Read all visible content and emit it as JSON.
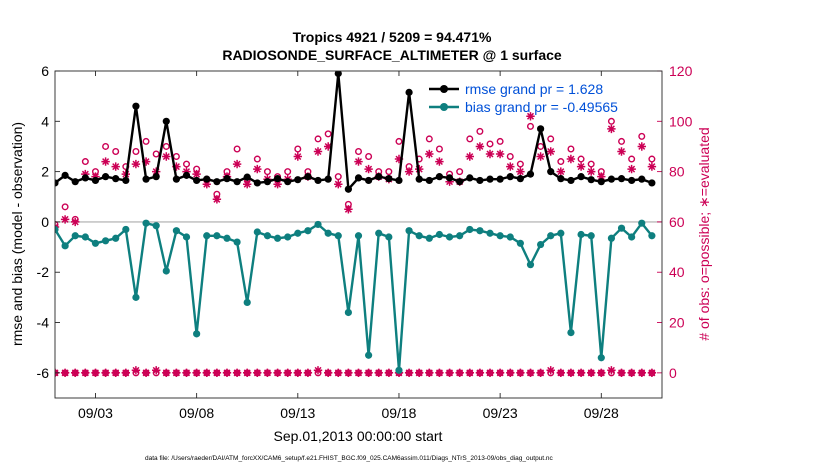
{
  "chart_data": {
    "type": "line",
    "title_line1": "Tropics 4921 / 5209 = 94.471%",
    "title_line2": "RADIOSONDE_SURFACE_ALTIMETER @ 1 surface",
    "xlabel": "Sep.01,2013 00:00:00 start",
    "ylabel_left": "rmse and bias (model - observation)",
    "ylabel_right": "# of obs: o=possible; ∗=evaluated",
    "footer": "data file: /Users/raeder/DAI/ATM_forcXX/CAM6_setup/f.e21.FHIST_BGC.f09_025.CAM6assim.011/Diags_NTrS_2013-09/obs_diag_output.nc",
    "xlim": [
      1.0,
      31.0
    ],
    "ylim_left": [
      -7,
      6
    ],
    "ylim_right": [
      -10,
      120
    ],
    "x_ticks": [
      3,
      8,
      13,
      18,
      23,
      28
    ],
    "x_tick_labels": [
      "09/03",
      "09/08",
      "09/13",
      "09/18",
      "09/23",
      "09/28"
    ],
    "y_left_ticks": [
      -6,
      -4,
      -2,
      0,
      2,
      4,
      6
    ],
    "y_left_tick_labels": [
      "-6",
      "-4",
      "-2",
      "0",
      "2",
      "4",
      "6"
    ],
    "y_right_ticks": [
      0,
      20,
      40,
      60,
      80,
      100,
      120
    ],
    "y_right_tick_labels": [
      "0",
      "20",
      "40",
      "60",
      "80",
      "100",
      "120"
    ],
    "legend": {
      "placement": "top-right",
      "entries": [
        "rmse grand pr = 1.628",
        "bias grand pr = -0.49565"
      ]
    },
    "colors": {
      "rmse": "#000000",
      "bias": "#0e7f7f",
      "obs": "#cc0055",
      "zero_line": "#bbbbbb"
    },
    "x": [
      1.0,
      1.5,
      2.0,
      2.5,
      3.0,
      3.5,
      4.0,
      4.5,
      5.0,
      5.5,
      6.0,
      6.5,
      7.0,
      7.5,
      8.0,
      8.5,
      9.0,
      9.5,
      10.0,
      10.5,
      11.0,
      11.5,
      12.0,
      12.5,
      13.0,
      13.5,
      14.0,
      14.5,
      15.0,
      15.5,
      16.0,
      16.5,
      17.0,
      17.5,
      18.0,
      18.5,
      19.0,
      19.5,
      20.0,
      20.5,
      21.0,
      21.5,
      22.0,
      22.5,
      23.0,
      23.5,
      24.0,
      24.5,
      25.0,
      25.5,
      26.0,
      26.5,
      27.0,
      27.5,
      28.0,
      28.5,
      29.0,
      29.5,
      30.0,
      30.5
    ],
    "series": [
      {
        "name": "rmse",
        "axis": "left",
        "values": [
          1.55,
          1.85,
          1.6,
          1.75,
          1.65,
          1.8,
          1.72,
          1.65,
          4.6,
          1.7,
          1.8,
          4.0,
          1.7,
          1.85,
          1.65,
          1.7,
          1.6,
          1.72,
          1.6,
          1.78,
          1.55,
          1.6,
          1.72,
          1.6,
          1.68,
          1.8,
          1.65,
          1.7,
          5.9,
          1.3,
          1.75,
          1.65,
          1.8,
          1.72,
          1.65,
          5.15,
          1.7,
          1.65,
          1.8,
          1.75,
          1.6,
          1.75,
          1.65,
          1.7,
          1.7,
          1.8,
          1.72,
          1.9,
          3.7,
          2.0,
          1.72,
          1.65,
          1.8,
          1.68,
          1.6,
          1.7,
          1.72,
          1.65,
          1.7,
          1.55
        ]
      },
      {
        "name": "bias",
        "axis": "left",
        "values": [
          -0.3,
          -0.95,
          -0.55,
          -0.6,
          -0.85,
          -0.75,
          -0.65,
          -0.3,
          -3.0,
          -0.05,
          -0.15,
          -1.95,
          -0.35,
          -0.6,
          -4.45,
          -0.55,
          -0.55,
          -0.65,
          -0.8,
          -3.2,
          -0.4,
          -0.55,
          -0.65,
          -0.6,
          -0.45,
          -0.35,
          -0.1,
          -0.45,
          -0.55,
          -3.6,
          -0.55,
          -5.3,
          -0.45,
          -0.6,
          -5.9,
          -0.35,
          -0.55,
          -0.65,
          -0.5,
          -0.6,
          -0.55,
          -0.3,
          -0.35,
          -0.45,
          -0.55,
          -0.6,
          -0.85,
          -1.7,
          -0.9,
          -0.55,
          -0.45,
          -4.4,
          -0.5,
          -0.55,
          -5.4,
          -0.65,
          -0.25,
          -0.6,
          -0.05,
          -0.55
        ]
      },
      {
        "name": "obs_possible",
        "axis": "right",
        "marker": "o",
        "values": [
          59,
          66,
          61,
          84,
          80,
          90,
          88,
          82,
          88,
          92,
          87,
          90,
          86,
          83,
          81,
          77,
          71,
          80,
          89,
          77,
          85,
          80,
          78,
          80,
          89,
          80,
          93,
          95,
          78,
          67,
          88,
          86,
          80,
          80,
          92,
          82,
          85,
          93,
          89,
          79,
          80,
          93,
          96,
          91,
          92,
          86,
          83,
          98,
          90,
          93,
          84,
          89,
          85,
          83,
          80,
          100,
          92,
          85,
          94,
          85
        ]
      },
      {
        "name": "obs_evaluated",
        "axis": "right",
        "marker": "*",
        "values": [
          58,
          61,
          60,
          79,
          78,
          84,
          82,
          79,
          83,
          84,
          80,
          86,
          82,
          80,
          79,
          75,
          69,
          78,
          83,
          75,
          81,
          77,
          75,
          77,
          86,
          78,
          88,
          90,
          75,
          65,
          84,
          81,
          78,
          77,
          85,
          80,
          81,
          87,
          84,
          76,
          76,
          86,
          90,
          87,
          87,
          82,
          80,
          102,
          86,
          88,
          80,
          85,
          82,
          80,
          78,
          97,
          88,
          81,
          90,
          82
        ]
      },
      {
        "name": "obs_zero_possible",
        "axis": "right",
        "marker": "o",
        "values": [
          0,
          0,
          0,
          0,
          0,
          0,
          0,
          0,
          0,
          0,
          0,
          0,
          0,
          0,
          0,
          0,
          0,
          0,
          0,
          0,
          0,
          0,
          0,
          0,
          0,
          0,
          0,
          0,
          0,
          0,
          0,
          0,
          0,
          0,
          0,
          0,
          0,
          0,
          0,
          0,
          0,
          0,
          0,
          0,
          0,
          0,
          0,
          0,
          0,
          0,
          0,
          0,
          0,
          0,
          0,
          0,
          0,
          0,
          0,
          0
        ]
      },
      {
        "name": "obs_zero_evaluated",
        "axis": "right",
        "marker": "*",
        "values": [
          0,
          0,
          0,
          0,
          0,
          0,
          0,
          0,
          1,
          0,
          1,
          0,
          0,
          0,
          0,
          0,
          0,
          0,
          0,
          0,
          0,
          0,
          0,
          0,
          0,
          0,
          1,
          0,
          0,
          0,
          0,
          0,
          0,
          0,
          0,
          0,
          0,
          0,
          0,
          0,
          0,
          0,
          0,
          0,
          0,
          0,
          0,
          0,
          0,
          1,
          0,
          0,
          0,
          0,
          0,
          1,
          0,
          0,
          0,
          0
        ]
      }
    ]
  }
}
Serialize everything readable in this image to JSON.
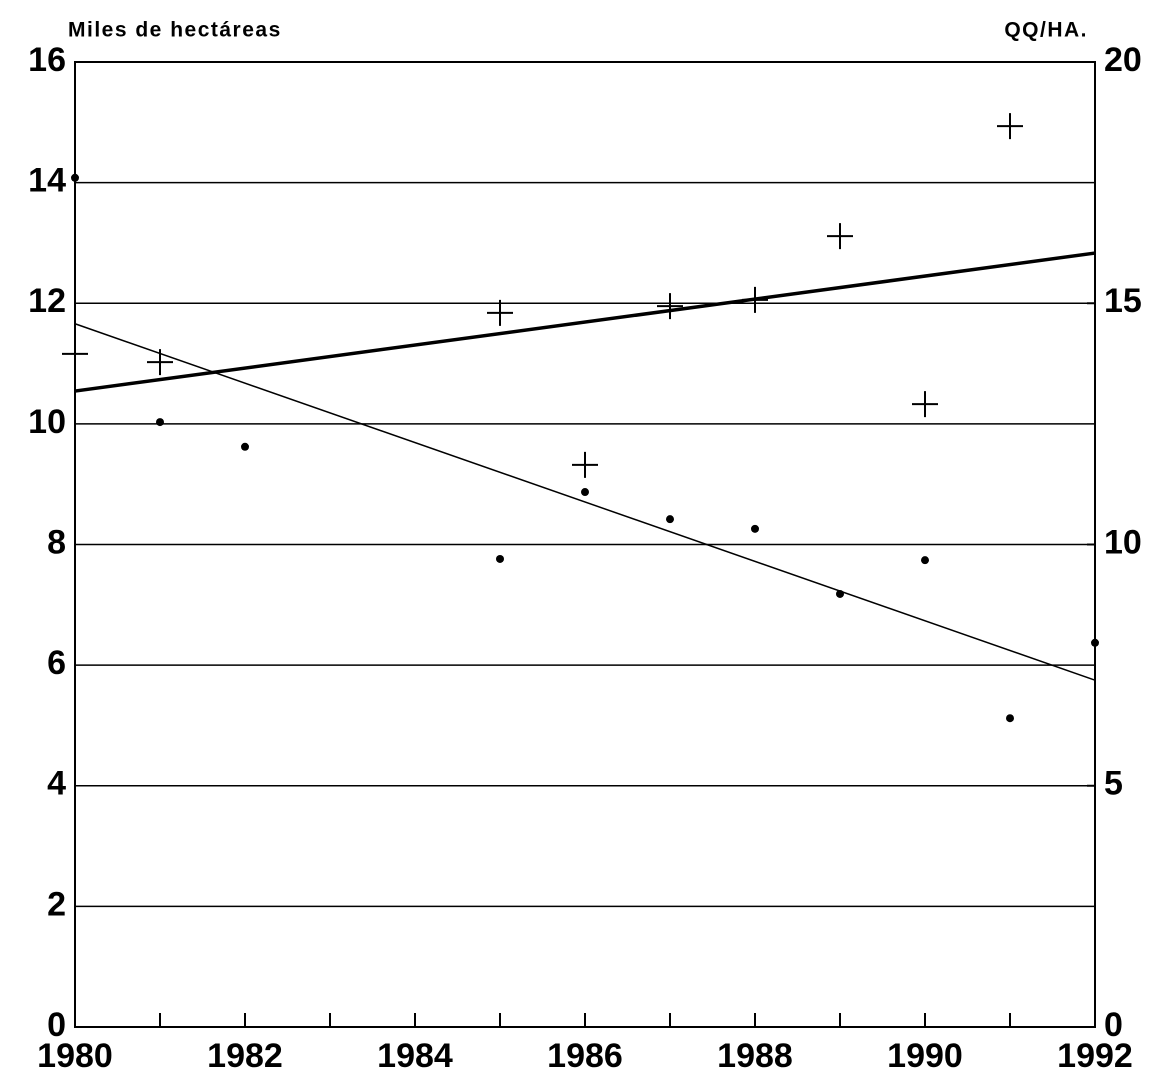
{
  "chart_data": {
    "type": "scatter",
    "y_label": "Miles de hectáreas",
    "y2_label": "QQ/HA.",
    "xlim": [
      1980,
      1992
    ],
    "xticks": [
      1980,
      1982,
      1984,
      1986,
      1988,
      1990,
      1992
    ],
    "xminorticks": [
      1981,
      1983,
      1985,
      1987,
      1989,
      1991
    ],
    "ylim": [
      0,
      16
    ],
    "yticks": [
      0,
      2,
      4,
      6,
      8,
      10,
      12,
      14,
      16
    ],
    "y2lim": [
      0,
      20
    ],
    "y2ticks": [
      0,
      5,
      10,
      15,
      20
    ],
    "grid": true,
    "series": [
      {
        "marker": "dot",
        "color": "#000000",
        "x": [
          1980,
          1981,
          1982,
          1985,
          1986,
          1987,
          1988,
          1989,
          1990,
          1991,
          1992
        ],
        "values": [
          14.08,
          10.03,
          9.62,
          7.76,
          8.87,
          8.42,
          8.26,
          7.18,
          7.74,
          5.12,
          6.37
        ]
      },
      {
        "marker": "plus",
        "color": "#000000",
        "axis": "y2",
        "x": [
          1980,
          1981,
          1985,
          1986,
          1987,
          1988,
          1989,
          1990,
          1991
        ],
        "values": [
          13.95,
          13.78,
          14.8,
          11.65,
          14.94,
          15.07,
          16.39,
          12.91,
          18.67
        ]
      },
      {
        "marker": "line",
        "color": "#000000",
        "width": 1.5,
        "x": [
          1980,
          1992
        ],
        "values": [
          11.66,
          5.75
        ]
      },
      {
        "marker": "line",
        "color": "#000000",
        "width": 3.5,
        "axis": "y2",
        "x": [
          1980,
          1992
        ],
        "values": [
          13.18,
          16.04
        ]
      }
    ]
  }
}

What you are asked to do:
Write out every line of the listing that holds the word "bias".

Exercise response:
    "ylabel_left": "rmse and bias (model - observation)",
        "bias grand pr = -0.49565"
      "bias": "#0e7f7f",
        "name": "bias",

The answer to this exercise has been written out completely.